Return every entry exactly, except for any pictures.
•••••
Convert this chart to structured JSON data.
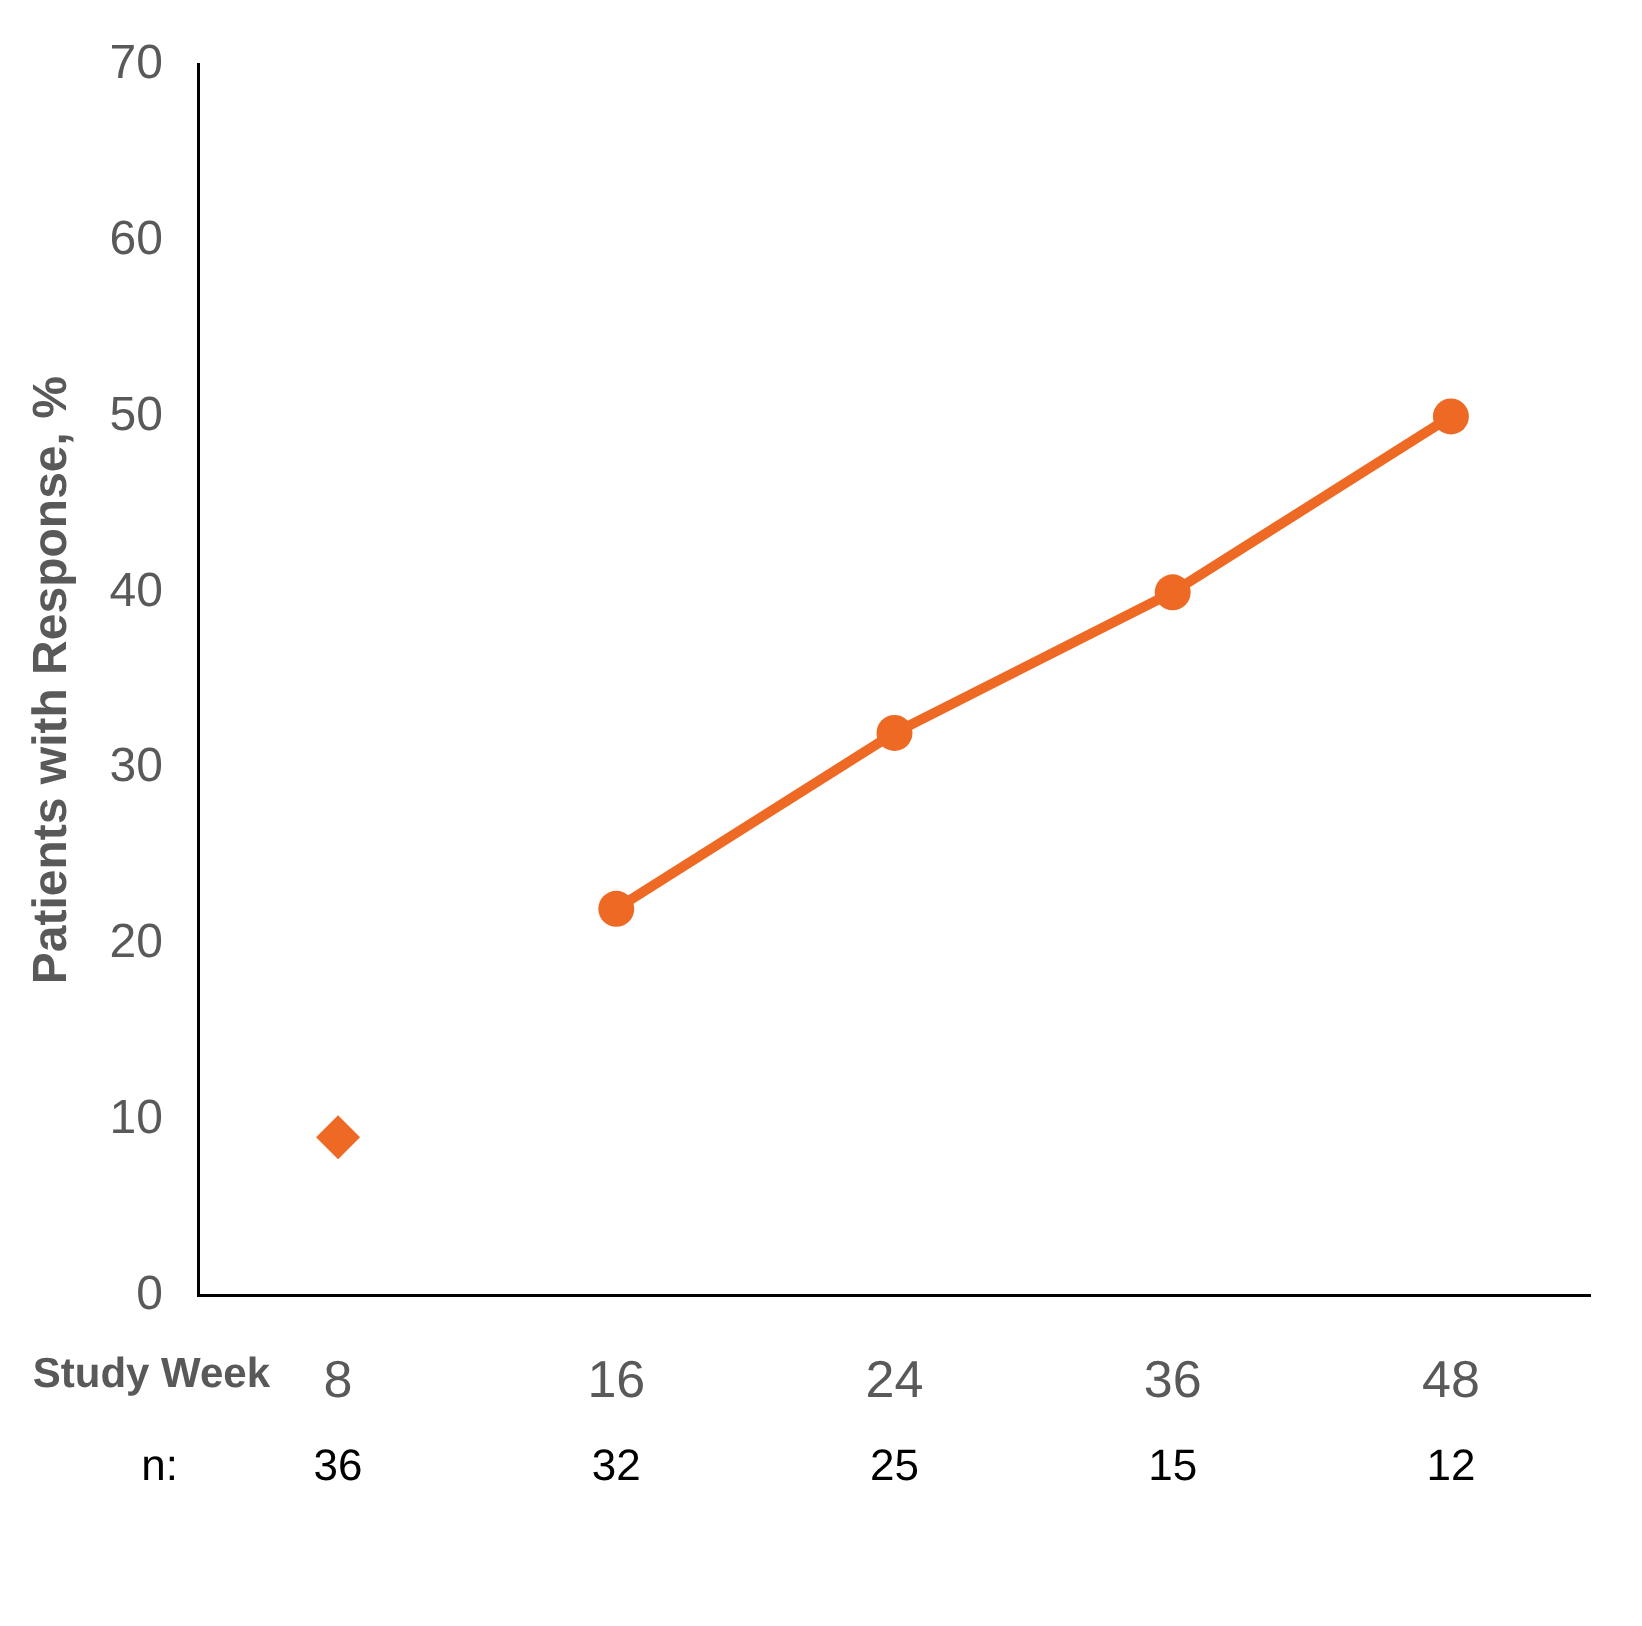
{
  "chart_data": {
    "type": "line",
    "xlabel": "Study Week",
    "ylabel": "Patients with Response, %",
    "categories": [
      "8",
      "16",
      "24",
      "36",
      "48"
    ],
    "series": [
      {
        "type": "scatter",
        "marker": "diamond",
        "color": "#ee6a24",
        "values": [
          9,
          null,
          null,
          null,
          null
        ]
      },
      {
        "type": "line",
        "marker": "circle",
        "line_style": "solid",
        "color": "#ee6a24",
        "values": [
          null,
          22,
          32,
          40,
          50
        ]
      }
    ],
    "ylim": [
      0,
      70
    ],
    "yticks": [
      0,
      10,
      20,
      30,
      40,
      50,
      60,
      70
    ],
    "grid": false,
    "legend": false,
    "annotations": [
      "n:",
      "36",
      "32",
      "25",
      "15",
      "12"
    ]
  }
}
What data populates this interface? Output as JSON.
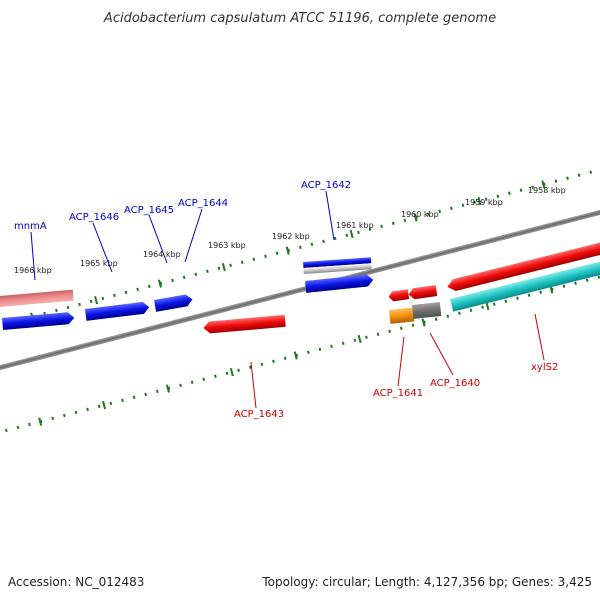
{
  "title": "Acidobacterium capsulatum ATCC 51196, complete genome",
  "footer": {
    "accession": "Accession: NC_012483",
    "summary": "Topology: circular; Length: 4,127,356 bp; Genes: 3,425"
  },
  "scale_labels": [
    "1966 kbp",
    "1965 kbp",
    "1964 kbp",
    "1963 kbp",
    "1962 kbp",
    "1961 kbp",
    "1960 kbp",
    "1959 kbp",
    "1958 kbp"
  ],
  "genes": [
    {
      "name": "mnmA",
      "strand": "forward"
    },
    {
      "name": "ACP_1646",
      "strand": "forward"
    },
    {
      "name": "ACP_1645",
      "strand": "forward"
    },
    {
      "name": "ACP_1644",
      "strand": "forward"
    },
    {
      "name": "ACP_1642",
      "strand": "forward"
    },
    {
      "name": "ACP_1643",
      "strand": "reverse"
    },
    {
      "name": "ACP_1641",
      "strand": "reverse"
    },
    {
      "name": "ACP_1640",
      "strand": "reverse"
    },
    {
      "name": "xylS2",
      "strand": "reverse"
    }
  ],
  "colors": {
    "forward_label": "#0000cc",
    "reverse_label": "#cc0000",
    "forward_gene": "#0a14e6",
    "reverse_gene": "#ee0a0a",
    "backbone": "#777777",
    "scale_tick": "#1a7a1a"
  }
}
•••••
● **ANSWER FOR THIS EXERCISE**
Convert this chart to structured JSON data.
{
  "chart_data": {
    "type": "line",
    "xlabel": "Study Week",
    "ylabel": "Patients with Response, %",
    "categories": [
      "8",
      "16",
      "24",
      "36",
      "48"
    ],
    "series": [
      {
        "type": "scatter",
        "marker": "diamond",
        "color": "#ee6a24",
        "values": [
          9,
          null,
          null,
          null,
          null
        ]
      },
      {
        "type": "line",
        "marker": "circle",
        "line_style": "solid",
        "color": "#ee6a24",
        "values": [
          null,
          22,
          32,
          40,
          50
        ]
      }
    ],
    "ylim": [
      0,
      70
    ],
    "yticks": [
      0,
      10,
      20,
      30,
      40,
      50,
      60,
      70
    ],
    "grid": false,
    "legend": false,
    "annotations": [
      "n:",
      "36",
      "32",
      "25",
      "15",
      "12"
    ]
  }
}
What data populates this interface? Output as JSON.
{
  "title": "Acidobacterium capsulatum ATCC 51196, complete genome",
  "footer": {
    "accession": "Accession: NC_012483",
    "summary": "Topology: circular; Length: 4,127,356 bp; Genes: 3,425"
  },
  "scale_labels": [
    "1966 kbp",
    "1965 kbp",
    "1964 kbp",
    "1963 kbp",
    "1962 kbp",
    "1961 kbp",
    "1960 kbp",
    "1959 kbp",
    "1958 kbp"
  ],
  "genes": [
    {
      "name": "mnmA",
      "strand": "forward"
    },
    {
      "name": "ACP_1646",
      "strand": "forward"
    },
    {
      "name": "ACP_1645",
      "strand": "forward"
    },
    {
      "name": "ACP_1644",
      "strand": "forward"
    },
    {
      "name": "ACP_1642",
      "strand": "forward"
    },
    {
      "name": "ACP_1643",
      "strand": "reverse"
    },
    {
      "name": "ACP_1641",
      "strand": "reverse"
    },
    {
      "name": "ACP_1640",
      "strand": "reverse"
    },
    {
      "name": "xylS2",
      "strand": "reverse"
    }
  ],
  "colors": {
    "forward_label": "#0000cc",
    "reverse_label": "#cc0000",
    "forward_gene": "#0a14e6",
    "reverse_gene": "#ee0a0a",
    "backbone": "#777777",
    "scale_tick": "#1a7a1a"
  }
}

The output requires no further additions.